===== Data under study

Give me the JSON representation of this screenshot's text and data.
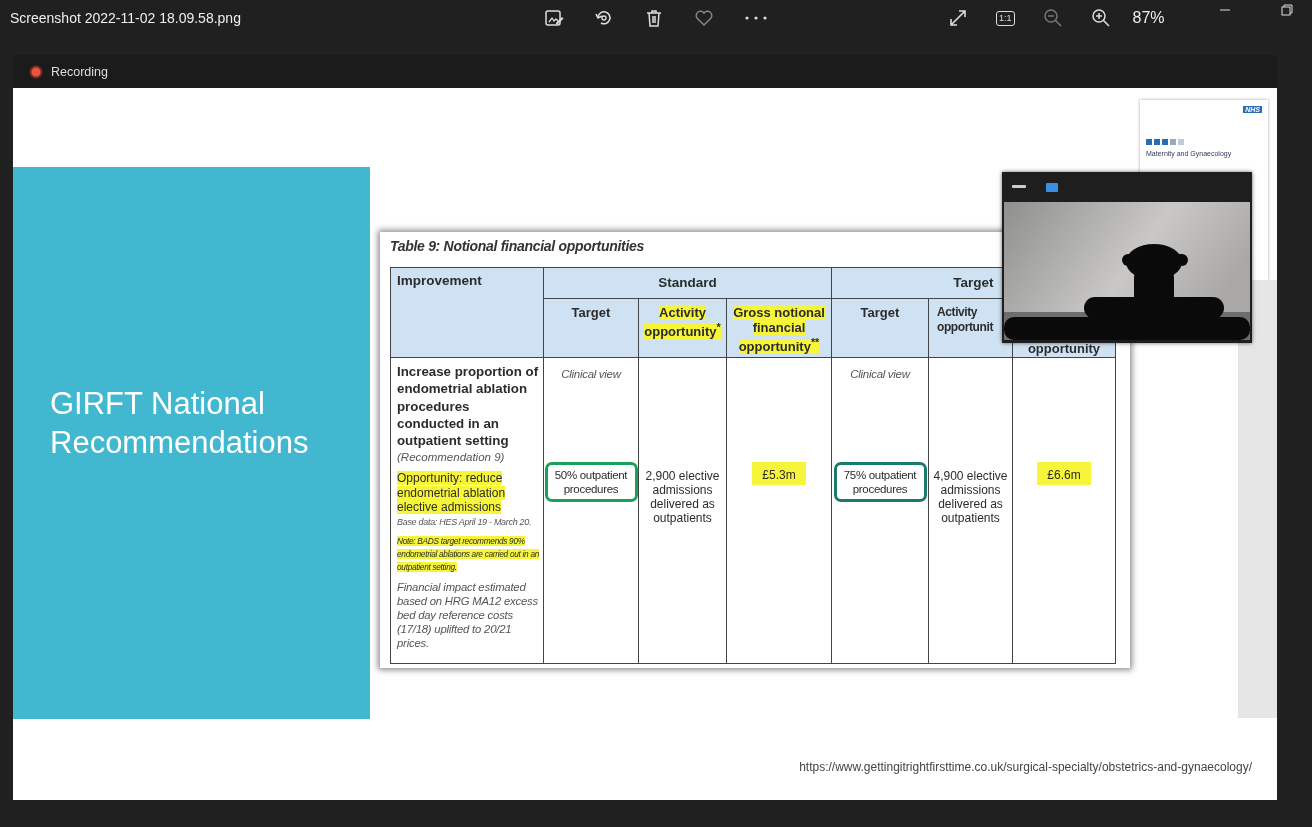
{
  "viewer": {
    "title": "Screenshot 2022-11-02 18.09.58.png",
    "actual_size": "1:1",
    "zoom": "87%"
  },
  "recording": {
    "label": "Recording"
  },
  "slide": {
    "title": "GIRFT National Recommendations",
    "report": {
      "badge": "NHS",
      "title": "Maternity and Gynaecology"
    },
    "table": {
      "caption": "Table 9: Notional financial opportunities",
      "corner": "Improvement",
      "improvement": [
        {
          "kind": "title",
          "text": "Increase proportion of endometrial ablation procedures conducted in an outpatient setting",
          "highlighted": false
        },
        {
          "kind": "reference",
          "text": "(Recommendation 9)",
          "highlighted": false
        },
        {
          "kind": "opportunity",
          "text": "Opportunity: reduce endometrial ablation elective admissions",
          "highlighted": true
        },
        {
          "kind": "base",
          "text": "Base data: HES April 19 - March 20.",
          "highlighted": false
        },
        {
          "kind": "note",
          "text": "Note: BADS target recommends 90% endometrial ablations are carried out in an outpatient setting.",
          "highlighted": true
        },
        {
          "kind": "explanation",
          "text": "Financial impact estimated based on HRG MA12 excess bed day  reference costs (17/18) uplifted to 20/21 prices.",
          "highlighted": false
        }
      ],
      "groups": [
        {
          "label": "Standard",
          "columns": [
            {
              "label": "Target",
              "highlighted": false
            },
            {
              "label": "Activity opportunity$^{*}$",
              "highlighted": true
            },
            {
              "label": "Gross notional financial opportunity$^{**}$",
              "highlighted": true
            }
          ],
          "view": "Clinical view",
          "target": {
            "text": "50% outpatient procedures",
            "color": "#1aa05a"
          },
          "activity": "2,900 elective admissions delivered as outpatients",
          "financial": {
            "text": "£5.3m",
            "highlighted": true
          }
        },
        {
          "label": "Target",
          "columns": [
            {
              "label": "Target",
              "highlighted": false
            },
            {
              "label": "Activity opportunit",
              "highlighted": false
            },
            {
              "label": "opportunity",
              "highlighted": false
            }
          ],
          "view": "Clinical view",
          "target": {
            "text": "75% outpatient procedures",
            "color": "#1b7a6c"
          },
          "activity": "4,900 elective admissions delivered as outpatients",
          "financial": {
            "text": "£6.6m",
            "highlighted": true
          }
        }
      ]
    },
    "url": "https://www.gettingitrightfirsttime.co.uk/surgical-specialty/obstetrics-and-gynaecology/"
  }
}
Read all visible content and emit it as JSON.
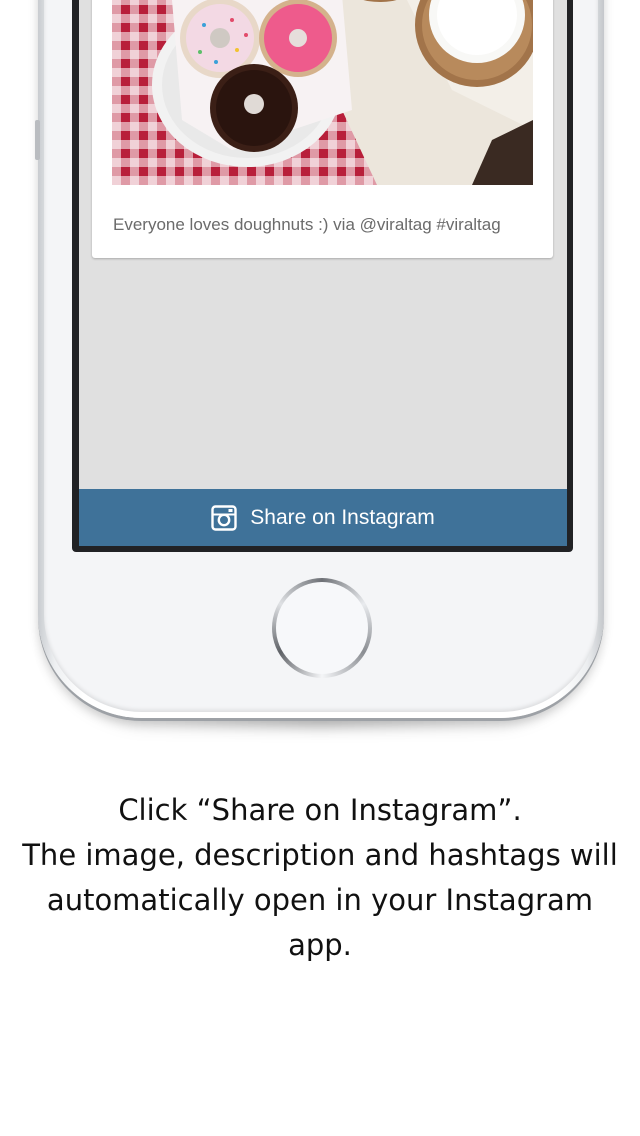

==========

Without carrying over any picture, write out the entries above once more, exactly.

Give me the JSON representation of this screenshot's text and data.
{
  "viewer": {
    "title": "Screenshot 2022-11-02 18.09.58.png",
    "actual_size": "1:1",
    "zoom": "87%"
  },
  "recording": {
    "label": "Recording"
  },
  "slide": {
    "title": "GIRFT National Recommendations",
    "report": {
      "badge": "NHS",
      "title": "Maternity and Gynaecology"
    },
    "table": {
      "caption": "Table 9: Notional financial opportunities",
      "corner": "Improvement",
      "improvement": [
        {
          "kind": "title",
          "text": "Increase proportion of endometrial ablation procedures conducted in an outpatient setting",
          "highlighted": false
        },
        {
          "kind": "reference",
          "text": "(Recommendation 9)",
          "highlighted": false
        },
        {
          "kind": "opportunity",
          "text": "Opportunity: reduce endometrial ablation elective admissions",
          "highlighted": true
        },
        {
          "kind": "base",
          "text": "Base data: HES April 19 - March 20.",
          "highlighted": false
        },
        {
          "kind": "note",
          "text": "Note: BADS target recommends 90% endometrial ablations are carried out in an outpatient setting.",
          "highlighted": true
        },
        {
          "kind": "explanation",
          "text": "Financial impact estimated based on HRG MA12 excess bed day  reference costs (17/18) uplifted to 20/21 prices.",
          "highlighted": false
        }
      ],
      "groups": [
        {
          "label": "Standard",
          "columns": [
            {
              "label": "Target",
              "highlighted": false
            },
            {
              "label": "Activity opportunity$^{*}$",
              "highlighted": true
            },
            {
              "label": "Gross notional financial opportunity$^{**}$",
              "highlighted": true
            }
          ],
          "view": "Clinical view",
          "target": {
            "text": "50% outpatient procedures",
            "color": "#1aa05a"
          },
          "activity": "2,900 elective admissions delivered as outpatients",
          "financial": {
            "text": "£5.3m",
            "highlighted": true
          }
        },
        {
          "label": "Target",
          "columns": [
            {
              "label": "Target",
              "highlighted": false
            },
            {
              "label": "Activity opportunit",
              "highlighted": false
            },
            {
              "label": "opportunity",
              "highlighted": false
            }
          ],
          "view": "Clinical view",
          "target": {
            "text": "75% outpatient procedures",
            "color": "#1b7a6c"
          },
          "activity": "4,900 elective admissions delivered as outpatients",
          "financial": {
            "text": "£6.6m",
            "highlighted": true
          }
        }
      ]
    },
    "url": "https://www.gettingitrightfirsttime.co.uk/surgical-specialty/obstetrics-and-gynaecology/"
  }
}
Read all visible content and emit it as JSON.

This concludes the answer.